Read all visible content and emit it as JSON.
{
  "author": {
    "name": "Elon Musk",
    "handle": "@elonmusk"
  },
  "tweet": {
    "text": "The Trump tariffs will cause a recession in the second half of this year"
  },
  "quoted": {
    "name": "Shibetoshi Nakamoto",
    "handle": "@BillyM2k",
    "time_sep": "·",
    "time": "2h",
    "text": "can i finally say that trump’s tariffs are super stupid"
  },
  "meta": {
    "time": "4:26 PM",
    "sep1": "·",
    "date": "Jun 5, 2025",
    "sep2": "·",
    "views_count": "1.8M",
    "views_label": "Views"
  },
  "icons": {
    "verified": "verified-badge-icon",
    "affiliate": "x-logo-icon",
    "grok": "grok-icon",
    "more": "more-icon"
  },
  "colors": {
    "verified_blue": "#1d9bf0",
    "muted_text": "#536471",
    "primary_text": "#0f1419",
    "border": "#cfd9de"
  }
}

__What is needed__: Copy all of the material word for word.

__Answer to this problem__:
Read all visible content and emit it as JSON.
{
  "author": {
    "name": "Elon Musk",
    "handle": "@elonmusk"
  },
  "tweet": {
    "text": "The Trump tariffs will cause a recession in the second half of this year"
  },
  "quoted": {
    "name": "Shibetoshi Nakamoto",
    "handle": "@BillyM2k",
    "time_sep": "·",
    "time": "2h",
    "text": "can i finally say that trump’s tariffs are super stupid"
  },
  "meta": {
    "time": "4:26 PM",
    "sep1": "·",
    "date": "Jun 5, 2025",
    "sep2": "·",
    "views_count": "1.8M",
    "views_label": "Views"
  },
  "icons": {
    "verified": "verified-badge-icon",
    "affiliate": "x-logo-icon",
    "grok": "grok-icon",
    "more": "more-icon"
  },
  "colors": {
    "verified_blue": "#1d9bf0",
    "muted_text": "#536471",
    "primary_text": "#0f1419",
    "border": "#cfd9de"
  }
}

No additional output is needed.